Structured figure records:
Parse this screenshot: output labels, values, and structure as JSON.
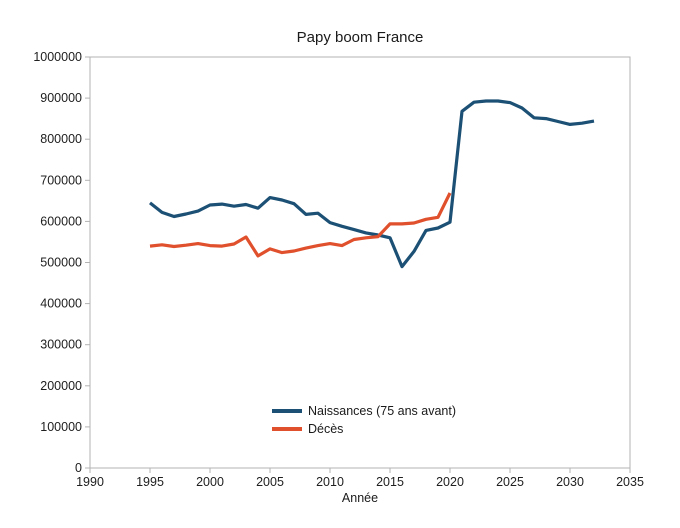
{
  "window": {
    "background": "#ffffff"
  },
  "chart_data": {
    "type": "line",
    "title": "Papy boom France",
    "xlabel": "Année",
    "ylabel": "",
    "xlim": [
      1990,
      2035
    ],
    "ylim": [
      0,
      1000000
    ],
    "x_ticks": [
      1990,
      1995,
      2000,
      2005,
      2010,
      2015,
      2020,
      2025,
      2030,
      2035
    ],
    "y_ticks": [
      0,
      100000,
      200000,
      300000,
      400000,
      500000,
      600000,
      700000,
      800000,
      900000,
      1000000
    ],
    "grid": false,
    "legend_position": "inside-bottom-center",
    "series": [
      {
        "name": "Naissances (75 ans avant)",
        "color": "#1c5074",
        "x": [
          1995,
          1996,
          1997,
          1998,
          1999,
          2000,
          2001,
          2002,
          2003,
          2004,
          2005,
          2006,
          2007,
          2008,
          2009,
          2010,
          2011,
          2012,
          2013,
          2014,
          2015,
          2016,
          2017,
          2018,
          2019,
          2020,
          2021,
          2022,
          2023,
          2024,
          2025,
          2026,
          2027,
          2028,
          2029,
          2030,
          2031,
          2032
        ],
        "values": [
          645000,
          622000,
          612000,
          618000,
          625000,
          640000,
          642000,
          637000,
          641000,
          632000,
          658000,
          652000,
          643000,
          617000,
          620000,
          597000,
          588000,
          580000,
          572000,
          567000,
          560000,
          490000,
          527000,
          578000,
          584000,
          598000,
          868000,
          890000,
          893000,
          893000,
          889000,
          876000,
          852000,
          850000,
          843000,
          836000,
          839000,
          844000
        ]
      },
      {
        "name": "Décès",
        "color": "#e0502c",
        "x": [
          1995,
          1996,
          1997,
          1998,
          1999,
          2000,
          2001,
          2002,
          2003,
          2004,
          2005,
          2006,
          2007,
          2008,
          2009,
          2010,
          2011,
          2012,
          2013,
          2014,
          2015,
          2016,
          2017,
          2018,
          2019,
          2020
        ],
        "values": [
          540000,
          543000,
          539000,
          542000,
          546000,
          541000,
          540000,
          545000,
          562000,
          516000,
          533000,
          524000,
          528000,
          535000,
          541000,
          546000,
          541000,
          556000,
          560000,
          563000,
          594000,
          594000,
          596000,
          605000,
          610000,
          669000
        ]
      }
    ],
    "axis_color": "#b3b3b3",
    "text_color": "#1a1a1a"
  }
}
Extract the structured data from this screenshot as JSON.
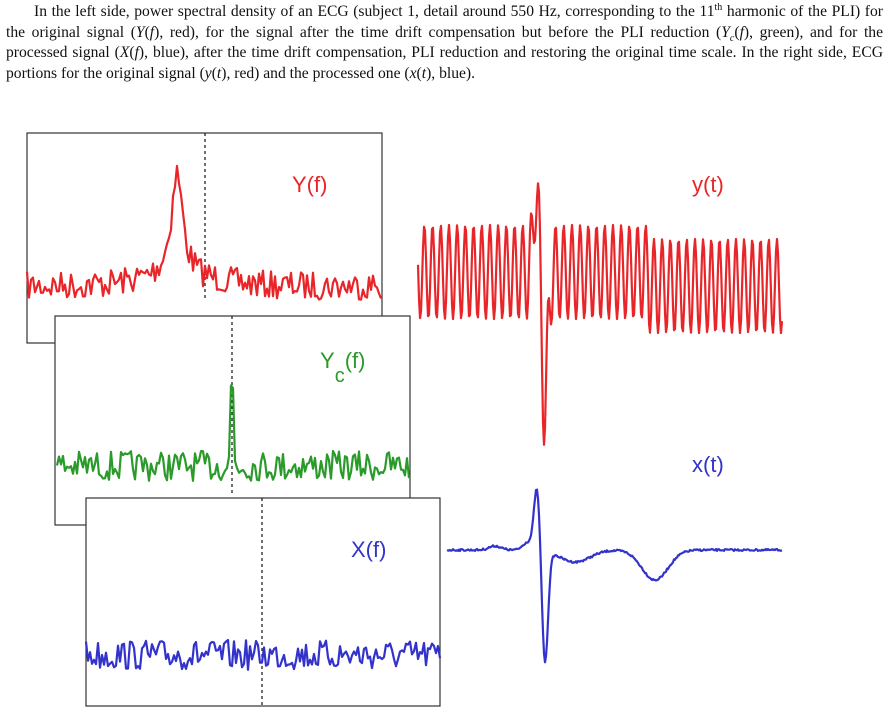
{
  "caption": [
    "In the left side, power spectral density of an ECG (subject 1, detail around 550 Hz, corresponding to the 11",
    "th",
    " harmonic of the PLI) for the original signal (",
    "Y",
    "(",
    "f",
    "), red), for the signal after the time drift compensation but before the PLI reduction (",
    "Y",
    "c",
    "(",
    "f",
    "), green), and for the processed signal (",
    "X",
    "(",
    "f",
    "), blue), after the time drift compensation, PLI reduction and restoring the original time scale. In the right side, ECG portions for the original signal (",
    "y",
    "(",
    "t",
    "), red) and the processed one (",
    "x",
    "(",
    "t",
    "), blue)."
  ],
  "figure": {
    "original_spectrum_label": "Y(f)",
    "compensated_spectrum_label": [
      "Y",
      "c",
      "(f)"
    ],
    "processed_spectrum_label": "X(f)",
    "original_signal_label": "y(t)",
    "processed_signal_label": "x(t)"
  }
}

The request » Exactly those lines that run from the line holding "Extract the structured" to the end of the listing above, both included, are to be reproduced, with pictures left out.

Solution for this exercise »
Extract the structured data from this screenshot as JSON.
{
  "caption": [
    "In the left side, power spectral density of an ECG (subject 1, detail around 550 Hz, corresponding to the 11",
    "th",
    " harmonic of the PLI) for the original signal (",
    "Y",
    "(",
    "f",
    "), red), for the signal after the time drift compensation but before the PLI reduction (",
    "Y",
    "c",
    "(",
    "f",
    "), green), and for the processed signal (",
    "X",
    "(",
    "f",
    "), blue), after the time drift compensation, PLI reduction and restoring the original time scale. In the right side, ECG portions for the original signal (",
    "y",
    "(",
    "t",
    "), red) and the processed one (",
    "x",
    "(",
    "t",
    "), blue)."
  ],
  "figure": {
    "original_spectrum_label": "Y(f)",
    "compensated_spectrum_label": [
      "Y",
      "c",
      "(f)"
    ],
    "processed_spectrum_label": "X(f)",
    "original_signal_label": "y(t)",
    "processed_signal_label": "x(t)"
  }
}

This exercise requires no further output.